▼
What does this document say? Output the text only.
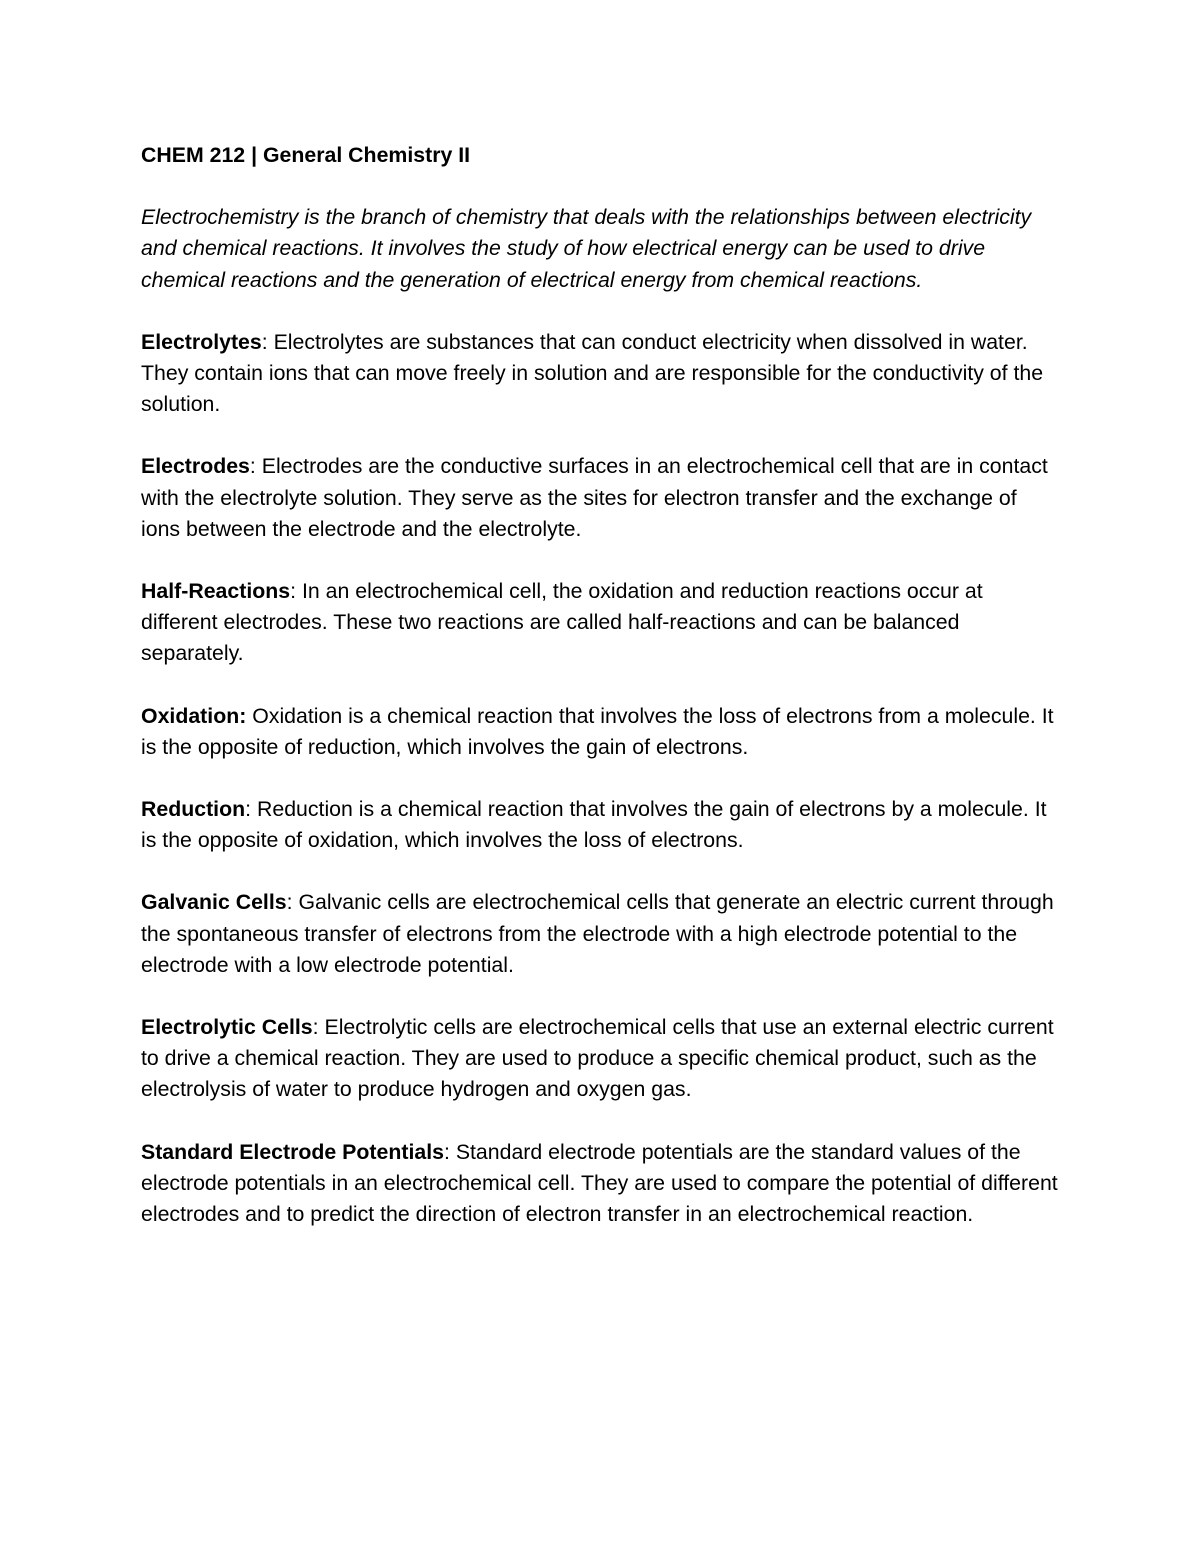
CHEM 212 | General Chemistry II
Electrochemistry is the branch of chemistry that deals with the relationships between electricity and chemical reactions. It involves the study of how electrical energy can be used to drive chemical reactions and the generation of electrical energy from chemical reactions.
Electrolytes: Electrolytes are substances that can conduct electricity when dissolved in water. They contain ions that can move freely in solution and are responsible for the conductivity of the solution.
Electrodes: Electrodes are the conductive surfaces in an electrochemical cell that are in contact with the electrolyte solution. They serve as the sites for electron transfer and the exchange of ions between the electrode and the electrolyte.
Half-Reactions: In an electrochemical cell, the oxidation and reduction reactions occur at different electrodes. These two reactions are called half-reactions and can be balanced separately.
Oxidation: Oxidation is a chemical reaction that involves the loss of electrons from a molecule. It is the opposite of reduction, which involves the gain of electrons.
Reduction: Reduction is a chemical reaction that involves the gain of electrons by a molecule. It is the opposite of oxidation, which involves the loss of electrons.
Galvanic Cells: Galvanic cells are electrochemical cells that generate an electric current through the spontaneous transfer of electrons from the electrode with a high electrode potential to the electrode with a low electrode potential.
Electrolytic Cells: Electrolytic cells are electrochemical cells that use an external electric current to drive a chemical reaction. They are used to produce a specific chemical product, such as the electrolysis of water to produce hydrogen and oxygen gas.
Standard Electrode Potentials: Standard electrode potentials are the standard values of the electrode potentials in an electrochemical cell. They are used to compare the potential of different electrodes and to predict the direction of electron transfer in an electrochemical reaction.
▲
Write out every line from the entries where "potential" appears.

Galvanic Cells: Galvanic cells are electrochemical cells that generate an electric current through the spontaneous transfer of electrons from the electrode with a high electrode potential to the electrode with a low electrode potential.
Standard Electrode Potentials: Standard electrode potentials are the standard values of the electrode potentials in an electrochemical cell. They are used to compare the potential of different electrodes and to predict the direction of electron transfer in an electrochemical reaction.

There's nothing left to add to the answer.